[TASKS AND EXERCISES]
1. In the chemotherapy rationing abstract, since what year have shortages of generic, injectable chemotherapeutics been increasing?
2. List every basis for stratifying patients that the author of the chemotherapy rationing abstract rejects.
3. Transcribe the stretch of the chemotherapy rationing abstract from "A Protocol and" through "(Summer 2014): 102-15.".

[TEXT]
::::
The Journal of Clinical Ethics




A Protocol and Ethical Framework for the Distribution of Rationed Chemotherapy

Andrew Hantel

The Journal of Clinical Ethics 25, no. 2 (Summer 2014): 102-15.



        Shortages of generic, injectable chemotherapeutics have been increasing in prevalence since 2006. Due to the lack of access to first-line, lifesaving treatments, physicians have been forced to ration chemotherapy between patients. Although the scarcity has been managed with good intentions, it has been done in an ad hoc manner, without the benefit of an ethically grounded and standardized schema. Using an approach based on the “accountability for reasonableness” method by Daniel and Sabin, I establish a framework and protocol for rationing that is specific to chemotherapy. Prior to the state of true shortage, I present guidelines for the use of an adequate supply of chemotherapy with knowledge of upcoming scarcity. Within the rationing framework itself, I first prioritize emergency use of chemotherapeutics and those already receiving treatment at the time of shortage. I advocate for stratifying patients based on the prognostic indicators of their cancer type, using a combination of clinical-trial-based initial response and longer term survival, followed by the patients’ line of treatment. All patients who are not able to receive their “best” treatment must receive a sequent, next-best treatment, and their treatment team must have the ability to appeal to a rationing committee in special circumstances. I reject the ideas of stratification based on the intention of the treatment, perceived quality of life, pre-existing condition not impacting performance status, the classical “sickest first” argument, and giving preference to pediatric cases. Lastly, I advocate for any system of rationing to be transparent to those it affects and acknowledge the difficulties it presents to patients and physicians alike.
::::
[EXTRACTED INFORMATION]
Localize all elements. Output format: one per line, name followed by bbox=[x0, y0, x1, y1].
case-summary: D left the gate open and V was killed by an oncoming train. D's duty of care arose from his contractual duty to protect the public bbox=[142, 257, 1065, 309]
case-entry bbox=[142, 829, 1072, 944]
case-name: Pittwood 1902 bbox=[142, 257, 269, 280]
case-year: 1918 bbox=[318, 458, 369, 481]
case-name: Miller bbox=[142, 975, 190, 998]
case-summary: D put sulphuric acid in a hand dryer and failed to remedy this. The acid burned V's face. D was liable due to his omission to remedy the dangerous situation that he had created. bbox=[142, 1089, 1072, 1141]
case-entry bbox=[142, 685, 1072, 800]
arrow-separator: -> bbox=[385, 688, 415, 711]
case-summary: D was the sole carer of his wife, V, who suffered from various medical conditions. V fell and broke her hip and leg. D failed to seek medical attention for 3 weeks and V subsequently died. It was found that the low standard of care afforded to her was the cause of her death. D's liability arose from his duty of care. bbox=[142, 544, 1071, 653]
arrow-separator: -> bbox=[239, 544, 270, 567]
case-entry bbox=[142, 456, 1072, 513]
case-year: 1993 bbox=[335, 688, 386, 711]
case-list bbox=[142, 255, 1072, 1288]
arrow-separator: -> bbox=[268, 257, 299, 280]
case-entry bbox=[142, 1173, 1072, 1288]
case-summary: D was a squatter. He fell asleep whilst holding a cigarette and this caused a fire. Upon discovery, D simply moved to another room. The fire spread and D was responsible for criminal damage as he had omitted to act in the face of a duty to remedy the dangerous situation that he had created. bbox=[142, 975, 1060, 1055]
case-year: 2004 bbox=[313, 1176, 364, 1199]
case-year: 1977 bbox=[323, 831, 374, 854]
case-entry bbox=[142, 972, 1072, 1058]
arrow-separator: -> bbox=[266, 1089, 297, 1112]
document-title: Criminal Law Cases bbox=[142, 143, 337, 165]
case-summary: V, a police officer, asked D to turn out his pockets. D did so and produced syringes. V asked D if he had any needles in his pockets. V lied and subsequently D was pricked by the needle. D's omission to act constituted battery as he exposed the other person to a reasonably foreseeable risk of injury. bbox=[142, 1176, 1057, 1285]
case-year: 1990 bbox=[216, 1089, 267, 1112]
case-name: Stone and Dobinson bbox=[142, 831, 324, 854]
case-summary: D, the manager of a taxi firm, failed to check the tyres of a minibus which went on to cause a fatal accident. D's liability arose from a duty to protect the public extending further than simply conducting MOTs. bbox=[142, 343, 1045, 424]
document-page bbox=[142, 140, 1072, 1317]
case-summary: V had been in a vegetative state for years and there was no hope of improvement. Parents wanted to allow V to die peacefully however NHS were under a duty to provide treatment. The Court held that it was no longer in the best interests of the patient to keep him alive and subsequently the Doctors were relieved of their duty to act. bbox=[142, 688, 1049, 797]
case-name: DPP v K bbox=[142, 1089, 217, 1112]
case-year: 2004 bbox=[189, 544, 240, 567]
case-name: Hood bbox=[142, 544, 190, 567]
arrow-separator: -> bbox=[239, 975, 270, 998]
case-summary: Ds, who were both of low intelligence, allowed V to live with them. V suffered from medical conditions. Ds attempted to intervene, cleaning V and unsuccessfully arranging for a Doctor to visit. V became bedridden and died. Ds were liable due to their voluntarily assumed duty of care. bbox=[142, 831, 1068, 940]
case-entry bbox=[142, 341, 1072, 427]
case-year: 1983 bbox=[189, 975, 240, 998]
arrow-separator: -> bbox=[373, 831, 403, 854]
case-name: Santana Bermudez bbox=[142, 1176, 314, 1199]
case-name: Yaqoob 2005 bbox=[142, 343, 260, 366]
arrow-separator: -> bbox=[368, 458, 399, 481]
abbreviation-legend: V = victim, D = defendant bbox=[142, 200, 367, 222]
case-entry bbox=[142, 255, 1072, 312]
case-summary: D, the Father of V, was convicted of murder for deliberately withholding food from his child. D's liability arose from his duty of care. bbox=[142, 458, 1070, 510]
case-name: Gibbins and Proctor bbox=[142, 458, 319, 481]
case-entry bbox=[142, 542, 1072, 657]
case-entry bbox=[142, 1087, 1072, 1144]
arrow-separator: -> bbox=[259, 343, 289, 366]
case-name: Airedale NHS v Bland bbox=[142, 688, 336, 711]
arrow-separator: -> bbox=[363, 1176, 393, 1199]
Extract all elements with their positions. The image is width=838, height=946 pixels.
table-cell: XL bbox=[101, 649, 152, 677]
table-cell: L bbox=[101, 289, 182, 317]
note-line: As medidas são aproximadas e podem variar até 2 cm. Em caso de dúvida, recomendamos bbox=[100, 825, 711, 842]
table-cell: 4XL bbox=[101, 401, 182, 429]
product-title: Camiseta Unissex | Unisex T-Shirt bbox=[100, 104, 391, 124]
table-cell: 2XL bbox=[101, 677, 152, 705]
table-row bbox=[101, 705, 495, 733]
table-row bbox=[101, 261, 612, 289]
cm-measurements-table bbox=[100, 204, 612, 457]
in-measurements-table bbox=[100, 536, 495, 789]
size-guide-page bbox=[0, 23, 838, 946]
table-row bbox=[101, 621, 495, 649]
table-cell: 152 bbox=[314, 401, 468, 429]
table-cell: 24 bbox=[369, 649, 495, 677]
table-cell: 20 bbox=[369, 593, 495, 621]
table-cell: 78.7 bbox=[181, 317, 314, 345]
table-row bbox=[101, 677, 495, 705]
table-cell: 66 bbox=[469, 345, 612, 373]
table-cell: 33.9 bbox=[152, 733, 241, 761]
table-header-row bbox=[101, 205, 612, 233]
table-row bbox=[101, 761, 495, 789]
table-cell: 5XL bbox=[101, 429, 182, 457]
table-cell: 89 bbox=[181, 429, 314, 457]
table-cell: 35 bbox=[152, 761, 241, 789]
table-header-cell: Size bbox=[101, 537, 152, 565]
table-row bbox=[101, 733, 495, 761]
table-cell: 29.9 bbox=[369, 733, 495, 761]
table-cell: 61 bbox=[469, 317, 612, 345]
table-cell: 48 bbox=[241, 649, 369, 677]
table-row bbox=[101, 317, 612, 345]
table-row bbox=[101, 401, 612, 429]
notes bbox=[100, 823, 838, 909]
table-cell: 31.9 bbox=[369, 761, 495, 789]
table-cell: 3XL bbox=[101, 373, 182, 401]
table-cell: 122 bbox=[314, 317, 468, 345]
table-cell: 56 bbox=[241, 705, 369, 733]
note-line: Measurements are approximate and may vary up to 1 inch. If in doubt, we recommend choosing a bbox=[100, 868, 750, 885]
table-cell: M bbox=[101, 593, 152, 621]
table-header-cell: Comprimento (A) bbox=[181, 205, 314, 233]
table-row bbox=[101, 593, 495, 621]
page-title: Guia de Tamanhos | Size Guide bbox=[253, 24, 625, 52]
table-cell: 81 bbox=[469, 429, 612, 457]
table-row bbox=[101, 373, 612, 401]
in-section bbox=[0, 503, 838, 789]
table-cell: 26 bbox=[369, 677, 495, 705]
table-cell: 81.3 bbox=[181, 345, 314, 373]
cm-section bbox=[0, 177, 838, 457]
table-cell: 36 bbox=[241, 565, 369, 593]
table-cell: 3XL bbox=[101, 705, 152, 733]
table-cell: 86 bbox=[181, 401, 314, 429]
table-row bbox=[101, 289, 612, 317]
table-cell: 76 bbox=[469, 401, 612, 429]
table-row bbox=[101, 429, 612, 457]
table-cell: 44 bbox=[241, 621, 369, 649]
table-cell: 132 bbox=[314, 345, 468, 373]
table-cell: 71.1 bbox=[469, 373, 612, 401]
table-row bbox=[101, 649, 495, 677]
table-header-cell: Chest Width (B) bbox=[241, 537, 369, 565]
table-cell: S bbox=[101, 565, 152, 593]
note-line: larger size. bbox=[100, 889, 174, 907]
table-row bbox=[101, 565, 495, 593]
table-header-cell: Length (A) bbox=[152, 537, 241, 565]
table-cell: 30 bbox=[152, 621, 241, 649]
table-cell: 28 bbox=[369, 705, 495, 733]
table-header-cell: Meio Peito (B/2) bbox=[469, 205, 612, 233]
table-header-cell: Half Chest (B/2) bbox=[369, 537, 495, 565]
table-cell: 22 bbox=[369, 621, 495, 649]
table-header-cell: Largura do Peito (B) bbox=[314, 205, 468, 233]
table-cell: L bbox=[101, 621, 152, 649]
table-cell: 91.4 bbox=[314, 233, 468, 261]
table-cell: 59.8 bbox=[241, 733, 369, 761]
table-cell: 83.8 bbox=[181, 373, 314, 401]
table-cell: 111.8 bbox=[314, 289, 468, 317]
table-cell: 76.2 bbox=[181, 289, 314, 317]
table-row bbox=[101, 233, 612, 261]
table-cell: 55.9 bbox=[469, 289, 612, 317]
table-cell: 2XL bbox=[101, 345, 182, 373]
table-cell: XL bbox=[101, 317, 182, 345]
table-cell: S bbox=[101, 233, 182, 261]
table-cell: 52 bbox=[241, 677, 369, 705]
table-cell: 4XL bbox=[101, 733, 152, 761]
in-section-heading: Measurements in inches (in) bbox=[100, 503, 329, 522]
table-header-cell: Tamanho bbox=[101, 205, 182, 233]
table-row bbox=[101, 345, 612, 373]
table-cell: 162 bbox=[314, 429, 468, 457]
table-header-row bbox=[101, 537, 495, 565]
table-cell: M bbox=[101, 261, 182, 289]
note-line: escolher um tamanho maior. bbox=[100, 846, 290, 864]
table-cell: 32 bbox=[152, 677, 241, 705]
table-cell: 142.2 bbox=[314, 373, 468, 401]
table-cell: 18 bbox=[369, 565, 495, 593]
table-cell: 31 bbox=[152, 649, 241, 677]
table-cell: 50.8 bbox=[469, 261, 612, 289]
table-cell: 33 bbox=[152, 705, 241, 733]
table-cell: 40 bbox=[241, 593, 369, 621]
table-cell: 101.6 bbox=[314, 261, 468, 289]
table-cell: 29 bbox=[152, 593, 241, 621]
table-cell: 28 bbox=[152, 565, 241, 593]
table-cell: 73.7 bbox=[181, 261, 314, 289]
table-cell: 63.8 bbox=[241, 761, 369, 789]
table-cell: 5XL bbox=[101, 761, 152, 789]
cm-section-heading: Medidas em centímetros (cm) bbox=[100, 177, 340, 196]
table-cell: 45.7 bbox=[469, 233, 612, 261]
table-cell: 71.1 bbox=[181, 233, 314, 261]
::::
[SOLVED PROBLEMS]
1. Since 2006.

2.
- The intention of the treatment
- Perceived quality of life
- Pre-existing condition not impacting performance status
- The classical "sickest first" argument
- Giving preference to pediatric cases

3.
A Protocol and Ethical Framework for the Distribution of Rationed Chemotherapy

Andrew Hantel

The Journal of Clinical Ethics 25, no. 2 (Summer 2014): 102-15.